* _What needs to be done_
Omit the pictures and return every entry exactly as written.
......
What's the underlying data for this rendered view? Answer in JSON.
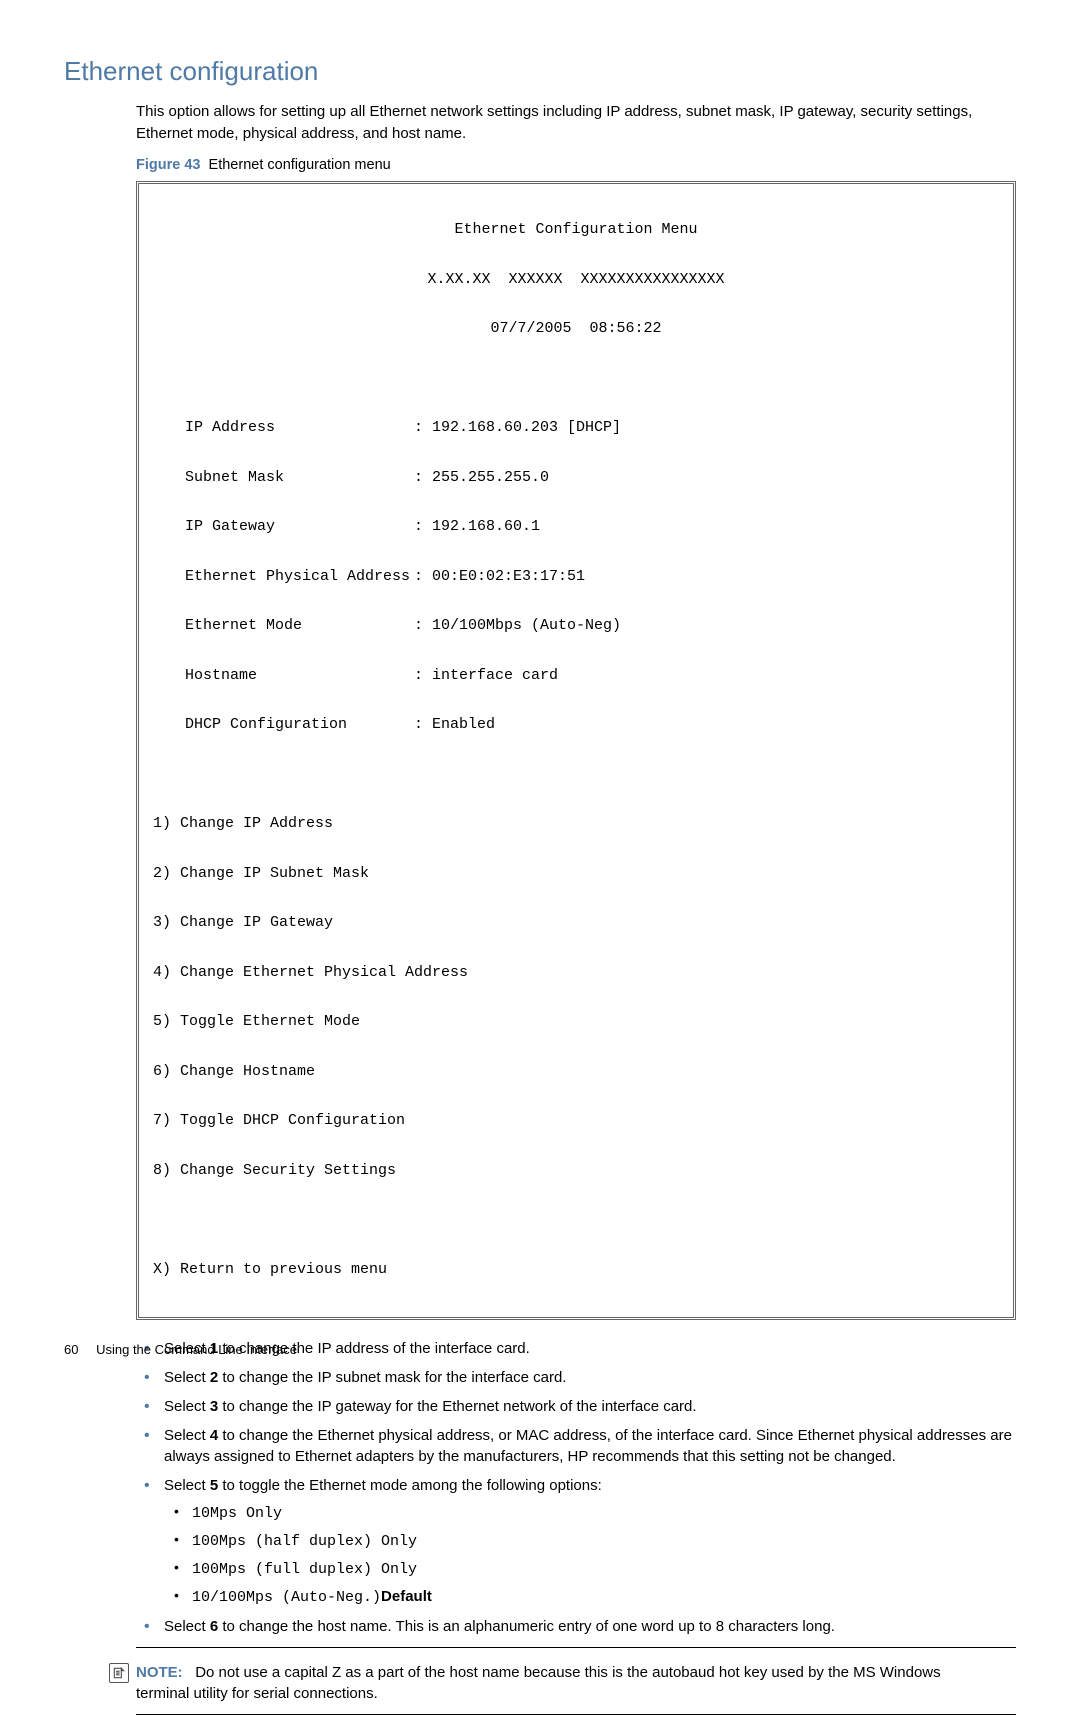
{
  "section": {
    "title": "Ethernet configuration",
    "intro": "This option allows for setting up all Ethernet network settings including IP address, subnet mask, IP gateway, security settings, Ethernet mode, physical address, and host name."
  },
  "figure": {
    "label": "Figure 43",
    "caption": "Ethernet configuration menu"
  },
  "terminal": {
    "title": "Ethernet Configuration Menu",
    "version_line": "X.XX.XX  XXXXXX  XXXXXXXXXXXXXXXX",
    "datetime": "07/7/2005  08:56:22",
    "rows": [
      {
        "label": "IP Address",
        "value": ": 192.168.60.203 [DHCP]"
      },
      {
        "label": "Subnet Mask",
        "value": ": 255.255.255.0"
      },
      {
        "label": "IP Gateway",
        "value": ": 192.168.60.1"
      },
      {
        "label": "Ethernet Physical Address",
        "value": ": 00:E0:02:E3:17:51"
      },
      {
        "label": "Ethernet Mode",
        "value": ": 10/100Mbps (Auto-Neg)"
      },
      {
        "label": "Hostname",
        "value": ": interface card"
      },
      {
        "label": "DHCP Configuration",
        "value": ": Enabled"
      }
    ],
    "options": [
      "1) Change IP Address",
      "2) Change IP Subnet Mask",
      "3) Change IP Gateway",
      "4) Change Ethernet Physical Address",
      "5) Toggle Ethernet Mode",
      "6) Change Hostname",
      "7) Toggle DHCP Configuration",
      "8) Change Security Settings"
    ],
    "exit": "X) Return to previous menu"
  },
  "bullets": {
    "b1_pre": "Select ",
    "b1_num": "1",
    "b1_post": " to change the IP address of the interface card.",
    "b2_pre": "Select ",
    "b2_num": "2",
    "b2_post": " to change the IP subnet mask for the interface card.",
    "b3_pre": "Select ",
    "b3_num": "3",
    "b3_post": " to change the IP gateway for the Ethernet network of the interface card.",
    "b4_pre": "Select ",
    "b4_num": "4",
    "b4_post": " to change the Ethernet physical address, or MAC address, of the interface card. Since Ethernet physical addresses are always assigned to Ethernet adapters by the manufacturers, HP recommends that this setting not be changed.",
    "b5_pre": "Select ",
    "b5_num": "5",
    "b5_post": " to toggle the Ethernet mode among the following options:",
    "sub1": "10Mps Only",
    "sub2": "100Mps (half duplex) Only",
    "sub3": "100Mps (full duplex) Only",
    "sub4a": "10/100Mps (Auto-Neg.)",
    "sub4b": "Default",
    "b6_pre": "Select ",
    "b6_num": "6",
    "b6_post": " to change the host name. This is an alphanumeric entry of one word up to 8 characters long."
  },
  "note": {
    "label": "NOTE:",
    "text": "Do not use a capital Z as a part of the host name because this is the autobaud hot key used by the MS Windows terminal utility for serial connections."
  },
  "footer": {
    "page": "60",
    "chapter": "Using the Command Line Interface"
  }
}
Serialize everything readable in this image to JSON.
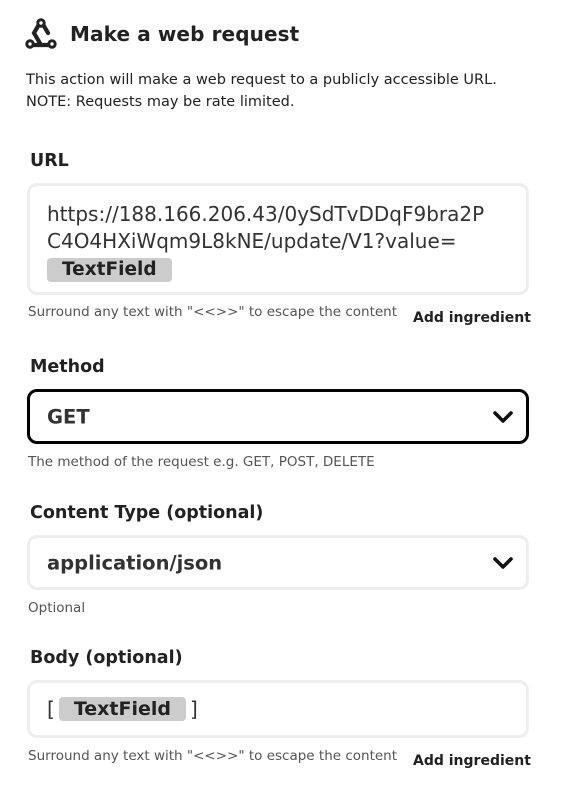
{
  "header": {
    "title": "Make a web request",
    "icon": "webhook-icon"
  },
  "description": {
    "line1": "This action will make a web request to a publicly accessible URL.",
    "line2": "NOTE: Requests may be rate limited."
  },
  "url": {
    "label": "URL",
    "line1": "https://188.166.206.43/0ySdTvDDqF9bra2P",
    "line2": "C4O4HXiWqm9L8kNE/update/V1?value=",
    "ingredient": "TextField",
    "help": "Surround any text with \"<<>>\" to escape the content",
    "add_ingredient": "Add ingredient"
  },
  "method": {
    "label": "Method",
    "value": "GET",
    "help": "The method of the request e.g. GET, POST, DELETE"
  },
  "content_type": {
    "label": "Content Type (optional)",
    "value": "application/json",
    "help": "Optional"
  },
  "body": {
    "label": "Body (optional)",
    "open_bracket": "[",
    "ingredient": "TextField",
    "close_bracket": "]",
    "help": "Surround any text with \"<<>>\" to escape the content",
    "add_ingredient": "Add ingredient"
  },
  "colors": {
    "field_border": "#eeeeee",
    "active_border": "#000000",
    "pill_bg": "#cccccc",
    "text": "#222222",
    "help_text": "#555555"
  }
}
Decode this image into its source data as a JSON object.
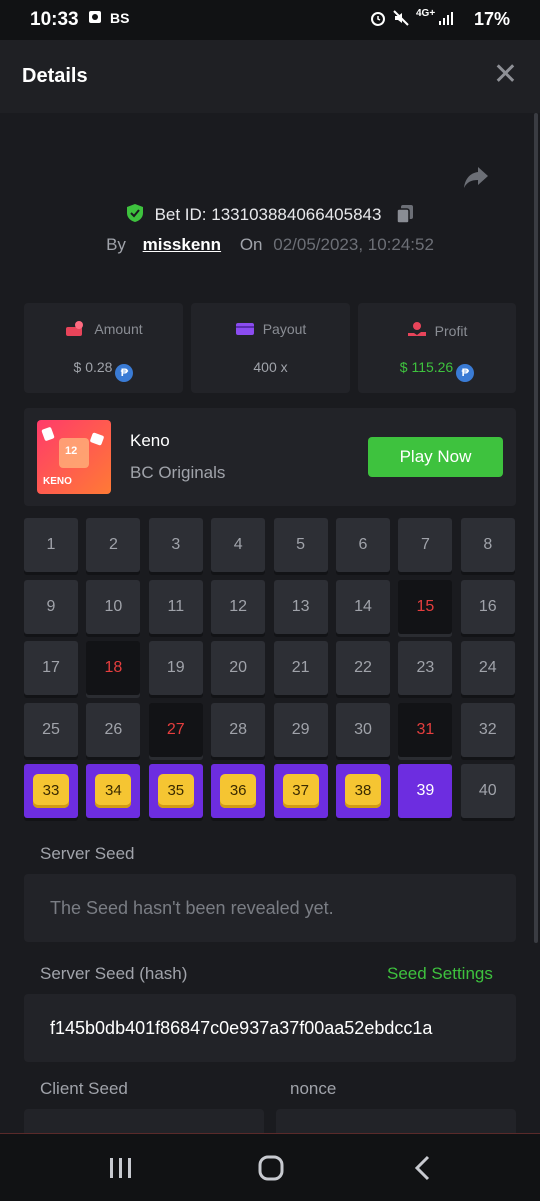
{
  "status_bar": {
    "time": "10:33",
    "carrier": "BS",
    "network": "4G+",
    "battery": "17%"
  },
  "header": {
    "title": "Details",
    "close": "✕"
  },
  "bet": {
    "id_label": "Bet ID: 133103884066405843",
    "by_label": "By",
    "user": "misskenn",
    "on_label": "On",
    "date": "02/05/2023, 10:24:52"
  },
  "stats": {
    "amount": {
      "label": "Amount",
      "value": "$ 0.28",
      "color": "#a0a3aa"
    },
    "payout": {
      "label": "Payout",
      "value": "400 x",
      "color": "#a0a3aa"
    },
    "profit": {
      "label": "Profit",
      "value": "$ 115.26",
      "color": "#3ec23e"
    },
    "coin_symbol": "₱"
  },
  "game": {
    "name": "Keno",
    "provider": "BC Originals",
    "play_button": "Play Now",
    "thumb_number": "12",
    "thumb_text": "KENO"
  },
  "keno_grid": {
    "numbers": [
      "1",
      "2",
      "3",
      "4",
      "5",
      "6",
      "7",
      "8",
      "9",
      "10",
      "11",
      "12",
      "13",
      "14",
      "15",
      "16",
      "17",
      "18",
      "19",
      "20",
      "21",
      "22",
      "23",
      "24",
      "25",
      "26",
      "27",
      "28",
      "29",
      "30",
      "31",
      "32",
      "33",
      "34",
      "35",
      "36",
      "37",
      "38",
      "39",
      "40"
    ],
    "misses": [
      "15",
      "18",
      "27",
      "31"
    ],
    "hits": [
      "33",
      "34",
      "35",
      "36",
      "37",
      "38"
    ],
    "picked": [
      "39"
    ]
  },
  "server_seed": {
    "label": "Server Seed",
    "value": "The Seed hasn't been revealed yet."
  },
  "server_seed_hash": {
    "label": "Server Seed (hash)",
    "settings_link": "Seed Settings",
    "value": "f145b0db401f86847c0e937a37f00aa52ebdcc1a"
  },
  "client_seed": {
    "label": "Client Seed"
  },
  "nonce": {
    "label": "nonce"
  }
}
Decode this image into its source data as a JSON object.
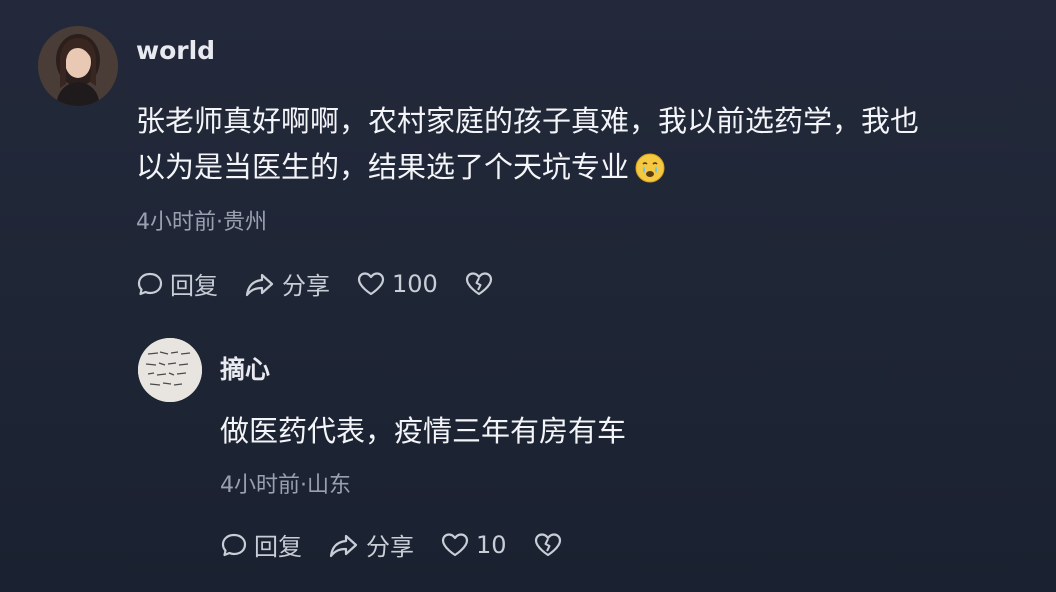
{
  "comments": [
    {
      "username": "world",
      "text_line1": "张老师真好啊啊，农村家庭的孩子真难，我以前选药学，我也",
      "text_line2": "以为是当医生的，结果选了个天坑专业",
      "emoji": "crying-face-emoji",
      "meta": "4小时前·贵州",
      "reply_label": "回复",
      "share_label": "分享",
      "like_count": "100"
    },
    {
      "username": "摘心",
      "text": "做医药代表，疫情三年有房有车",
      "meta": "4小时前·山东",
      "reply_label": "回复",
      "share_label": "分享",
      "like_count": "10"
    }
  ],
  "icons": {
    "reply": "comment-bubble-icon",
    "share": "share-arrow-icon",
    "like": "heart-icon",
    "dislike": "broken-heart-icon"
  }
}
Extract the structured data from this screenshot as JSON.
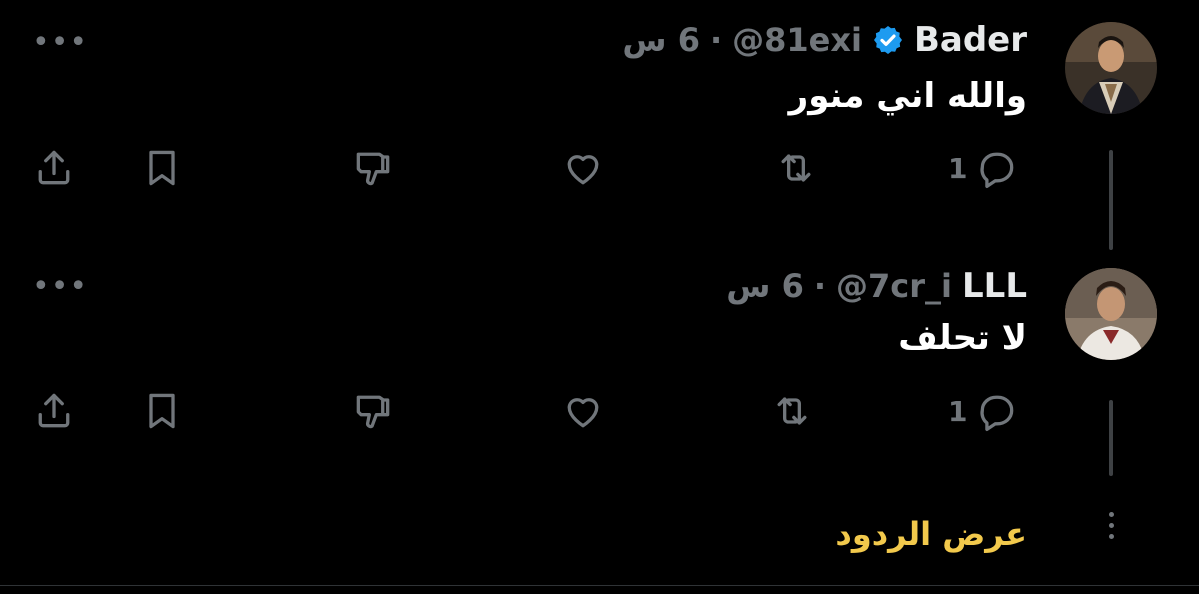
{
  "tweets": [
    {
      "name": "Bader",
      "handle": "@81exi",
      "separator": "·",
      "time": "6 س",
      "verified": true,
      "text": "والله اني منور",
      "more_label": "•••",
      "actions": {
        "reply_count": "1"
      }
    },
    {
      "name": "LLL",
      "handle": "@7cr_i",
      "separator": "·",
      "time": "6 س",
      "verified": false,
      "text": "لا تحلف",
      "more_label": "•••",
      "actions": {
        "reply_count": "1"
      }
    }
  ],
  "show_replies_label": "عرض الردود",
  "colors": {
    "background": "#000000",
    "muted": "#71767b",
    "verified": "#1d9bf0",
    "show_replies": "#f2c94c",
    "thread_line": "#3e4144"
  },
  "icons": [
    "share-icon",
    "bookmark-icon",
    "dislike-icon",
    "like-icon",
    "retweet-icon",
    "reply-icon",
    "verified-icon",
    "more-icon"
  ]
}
......
* _Result_
What's the underlying data for this rendered view? Answer in JSON.
{
  "section": {
    "title": "Ethernet configuration",
    "intro": "This option allows for setting up all Ethernet network settings including IP address, subnet mask, IP gateway, security settings, Ethernet mode, physical address, and host name."
  },
  "figure": {
    "label": "Figure 43",
    "caption": "Ethernet configuration menu"
  },
  "terminal": {
    "title": "Ethernet Configuration Menu",
    "version_line": "X.XX.XX  XXXXXX  XXXXXXXXXXXXXXXX",
    "datetime": "07/7/2005  08:56:22",
    "rows": [
      {
        "label": "IP Address",
        "value": ": 192.168.60.203 [DHCP]"
      },
      {
        "label": "Subnet Mask",
        "value": ": 255.255.255.0"
      },
      {
        "label": "IP Gateway",
        "value": ": 192.168.60.1"
      },
      {
        "label": "Ethernet Physical Address",
        "value": ": 00:E0:02:E3:17:51"
      },
      {
        "label": "Ethernet Mode",
        "value": ": 10/100Mbps (Auto-Neg)"
      },
      {
        "label": "Hostname",
        "value": ": interface card"
      },
      {
        "label": "DHCP Configuration",
        "value": ": Enabled"
      }
    ],
    "options": [
      "1) Change IP Address",
      "2) Change IP Subnet Mask",
      "3) Change IP Gateway",
      "4) Change Ethernet Physical Address",
      "5) Toggle Ethernet Mode",
      "6) Change Hostname",
      "7) Toggle DHCP Configuration",
      "8) Change Security Settings"
    ],
    "exit": "X) Return to previous menu"
  },
  "bullets": {
    "b1_pre": "Select ",
    "b1_num": "1",
    "b1_post": " to change the IP address of the interface card.",
    "b2_pre": "Select ",
    "b2_num": "2",
    "b2_post": " to change the IP subnet mask for the interface card.",
    "b3_pre": "Select ",
    "b3_num": "3",
    "b3_post": " to change the IP gateway for the Ethernet network of the interface card.",
    "b4_pre": "Select ",
    "b4_num": "4",
    "b4_post": " to change the Ethernet physical address, or MAC address, of the interface card. Since Ethernet physical addresses are always assigned to Ethernet adapters by the manufacturers, HP recommends that this setting not be changed.",
    "b5_pre": "Select ",
    "b5_num": "5",
    "b5_post": " to toggle the Ethernet mode among the following options:",
    "sub1": "10Mps Only",
    "sub2": "100Mps (half duplex) Only",
    "sub3": "100Mps (full duplex) Only",
    "sub4a": "10/100Mps (Auto-Neg.)",
    "sub4b": "Default",
    "b6_pre": "Select ",
    "b6_num": "6",
    "b6_post": " to change the host name. This is an alphanumeric entry of one word up to 8 characters long."
  },
  "note": {
    "label": "NOTE:",
    "text": "Do not use a capital Z as a part of the host name because this is the autobaud hot key used by the MS Windows terminal utility for serial connections."
  },
  "footer": {
    "page": "60",
    "chapter": "Using the Command Line Interface"
  }
}
Serialize everything readable in this image to JSON.
{
  "header": {
    "title": "Make a web request",
    "icon": "webhook-icon"
  },
  "description": {
    "line1": "This action will make a web request to a publicly accessible URL.",
    "line2": "NOTE: Requests may be rate limited."
  },
  "url": {
    "label": "URL",
    "line1": "https://188.166.206.43/0ySdTvDDqF9bra2P",
    "line2": "C4O4HXiWqm9L8kNE/update/V1?value=",
    "ingredient": "TextField",
    "help": "Surround any text with \"<<>>\" to escape the content",
    "add_ingredient": "Add ingredient"
  },
  "method": {
    "label": "Method",
    "value": "GET",
    "help": "The method of the request e.g. GET, POST, DELETE"
  },
  "content_type": {
    "label": "Content Type (optional)",
    "value": "application/json",
    "help": "Optional"
  },
  "body": {
    "label": "Body (optional)",
    "open_bracket": "[",
    "ingredient": "TextField",
    "close_bracket": "]",
    "help": "Surround any text with \"<<>>\" to escape the content",
    "add_ingredient": "Add ingredient"
  },
  "colors": {
    "field_border": "#eeeeee",
    "active_border": "#000000",
    "pill_bg": "#cccccc",
    "text": "#222222",
    "help_text": "#555555"
  }
}
Decode this image into its source data as a JSON object.
{
  "status_bar": {
    "time": "10:33",
    "carrier": "BS",
    "network": "4G+",
    "battery": "17%"
  },
  "header": {
    "title": "Details",
    "close": "✕"
  },
  "bet": {
    "id_label": "Bet ID: 133103884066405843",
    "by_label": "By",
    "user": "misskenn",
    "on_label": "On",
    "date": "02/05/2023, 10:24:52"
  },
  "stats": {
    "amount": {
      "label": "Amount",
      "value": "$ 0.28",
      "color": "#a0a3aa"
    },
    "payout": {
      "label": "Payout",
      "value": "400 x",
      "color": "#a0a3aa"
    },
    "profit": {
      "label": "Profit",
      "value": "$ 115.26",
      "color": "#3ec23e"
    },
    "coin_symbol": "₱"
  },
  "game": {
    "name": "Keno",
    "provider": "BC Originals",
    "play_button": "Play Now",
    "thumb_number": "12",
    "thumb_text": "KENO"
  },
  "keno_grid": {
    "numbers": [
      "1",
      "2",
      "3",
      "4",
      "5",
      "6",
      "7",
      "8",
      "9",
      "10",
      "11",
      "12",
      "13",
      "14",
      "15",
      "16",
      "17",
      "18",
      "19",
      "20",
      "21",
      "22",
      "23",
      "24",
      "25",
      "26",
      "27",
      "28",
      "29",
      "30",
      "31",
      "32",
      "33",
      "34",
      "35",
      "36",
      "37",
      "38",
      "39",
      "40"
    ],
    "misses": [
      "15",
      "18",
      "27",
      "31"
    ],
    "hits": [
      "33",
      "34",
      "35",
      "36",
      "37",
      "38"
    ],
    "picked": [
      "39"
    ]
  },
  "server_seed": {
    "label": "Server Seed",
    "value": "The Seed hasn't been revealed yet."
  },
  "server_seed_hash": {
    "label": "Server Seed (hash)",
    "settings_link": "Seed Settings",
    "value": "f145b0db401f86847c0e937a37f00aa52ebdcc1a"
  },
  "client_seed": {
    "label": "Client Seed"
  },
  "nonce": {
    "label": "nonce"
  }
}
Decode this image into its source data as a JSON object.
{
  "comments": [
    {
      "username": "world",
      "text_line1": "张老师真好啊啊，农村家庭的孩子真难，我以前选药学，我也",
      "text_line2": "以为是当医生的，结果选了个天坑专业",
      "emoji": "crying-face-emoji",
      "meta": "4小时前·贵州",
      "reply_label": "回复",
      "share_label": "分享",
      "like_count": "100"
    },
    {
      "username": "摘心",
      "text": "做医药代表，疫情三年有房有车",
      "meta": "4小时前·山东",
      "reply_label": "回复",
      "share_label": "分享",
      "like_count": "10"
    }
  ],
  "icons": {
    "reply": "comment-bubble-icon",
    "share": "share-arrow-icon",
    "like": "heart-icon",
    "dislike": "broken-heart-icon"
  }
}
Extract the structured data from this screenshot as JSON.
{
  "tweets": [
    {
      "name": "Bader",
      "handle": "@81exi",
      "separator": "·",
      "time": "6 س",
      "verified": true,
      "text": "والله اني منور",
      "more_label": "•••",
      "actions": {
        "reply_count": "1"
      }
    },
    {
      "name": "LLL",
      "handle": "@7cr_i",
      "separator": "·",
      "time": "6 س",
      "verified": false,
      "text": "لا تحلف",
      "more_label": "•••",
      "actions": {
        "reply_count": "1"
      }
    }
  ],
  "show_replies_label": "عرض الردود",
  "colors": {
    "background": "#000000",
    "muted": "#71767b",
    "verified": "#1d9bf0",
    "show_replies": "#f2c94c",
    "thread_line": "#3e4144"
  },
  "icons": [
    "share-icon",
    "bookmark-icon",
    "dislike-icon",
    "like-icon",
    "retweet-icon",
    "reply-icon",
    "verified-icon",
    "more-icon"
  ]
}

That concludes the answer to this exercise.